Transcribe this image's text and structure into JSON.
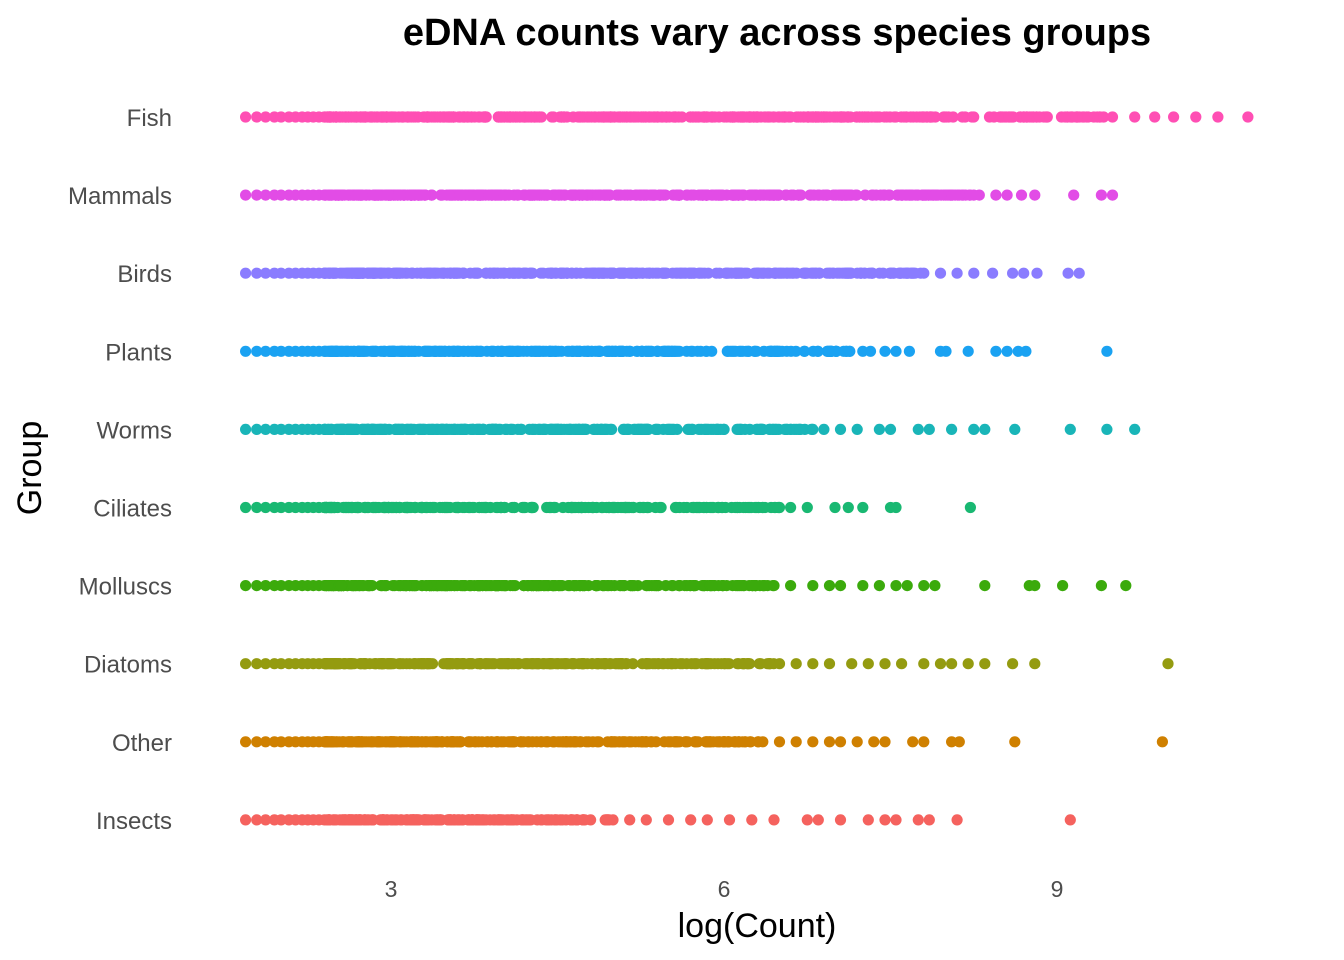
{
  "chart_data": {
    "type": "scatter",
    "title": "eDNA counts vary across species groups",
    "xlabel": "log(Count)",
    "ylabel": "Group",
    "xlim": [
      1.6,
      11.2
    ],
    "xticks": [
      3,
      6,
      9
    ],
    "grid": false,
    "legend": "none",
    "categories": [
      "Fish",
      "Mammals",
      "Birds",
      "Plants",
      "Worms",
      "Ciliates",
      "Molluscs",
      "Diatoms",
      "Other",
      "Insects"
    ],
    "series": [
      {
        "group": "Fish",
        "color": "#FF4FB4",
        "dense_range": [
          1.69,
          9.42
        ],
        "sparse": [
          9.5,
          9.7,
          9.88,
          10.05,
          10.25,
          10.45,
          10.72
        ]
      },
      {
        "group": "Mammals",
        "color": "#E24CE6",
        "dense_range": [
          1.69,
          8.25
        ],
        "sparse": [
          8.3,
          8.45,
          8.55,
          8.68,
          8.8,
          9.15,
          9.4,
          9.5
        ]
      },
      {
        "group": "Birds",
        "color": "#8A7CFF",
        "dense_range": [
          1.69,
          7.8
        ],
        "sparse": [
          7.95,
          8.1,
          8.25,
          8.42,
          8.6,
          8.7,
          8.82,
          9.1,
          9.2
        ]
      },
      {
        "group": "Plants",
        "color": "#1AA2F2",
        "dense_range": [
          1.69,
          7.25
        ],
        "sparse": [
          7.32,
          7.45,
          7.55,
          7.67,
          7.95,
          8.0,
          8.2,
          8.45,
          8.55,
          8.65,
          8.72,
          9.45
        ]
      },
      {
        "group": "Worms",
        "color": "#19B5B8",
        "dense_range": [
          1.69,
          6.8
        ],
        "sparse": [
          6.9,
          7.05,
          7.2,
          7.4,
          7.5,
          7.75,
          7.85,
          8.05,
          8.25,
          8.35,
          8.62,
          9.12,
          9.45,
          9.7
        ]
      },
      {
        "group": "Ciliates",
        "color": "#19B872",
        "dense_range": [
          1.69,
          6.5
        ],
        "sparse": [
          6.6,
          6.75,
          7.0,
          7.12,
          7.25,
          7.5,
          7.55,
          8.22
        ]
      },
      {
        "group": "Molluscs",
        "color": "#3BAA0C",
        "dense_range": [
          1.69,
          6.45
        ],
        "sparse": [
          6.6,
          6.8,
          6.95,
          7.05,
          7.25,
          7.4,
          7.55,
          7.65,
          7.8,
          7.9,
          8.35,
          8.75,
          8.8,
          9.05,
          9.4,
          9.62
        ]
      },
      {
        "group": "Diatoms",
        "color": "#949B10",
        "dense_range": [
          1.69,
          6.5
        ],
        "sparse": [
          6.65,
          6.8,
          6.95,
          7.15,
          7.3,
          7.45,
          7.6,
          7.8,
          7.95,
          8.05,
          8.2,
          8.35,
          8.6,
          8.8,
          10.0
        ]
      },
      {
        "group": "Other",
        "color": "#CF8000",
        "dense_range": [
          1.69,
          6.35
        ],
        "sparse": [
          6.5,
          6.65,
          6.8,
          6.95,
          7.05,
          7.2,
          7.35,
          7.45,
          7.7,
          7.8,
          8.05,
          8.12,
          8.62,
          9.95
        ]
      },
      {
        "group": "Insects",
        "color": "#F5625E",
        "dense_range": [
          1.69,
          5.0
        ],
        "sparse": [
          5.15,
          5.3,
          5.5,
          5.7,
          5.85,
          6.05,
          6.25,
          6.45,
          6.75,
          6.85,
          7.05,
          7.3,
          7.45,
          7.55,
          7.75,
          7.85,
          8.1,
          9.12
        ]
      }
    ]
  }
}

● **Task details**
Using the data above, say how many lines include "color". No other reply is needed.

● **Task output**
10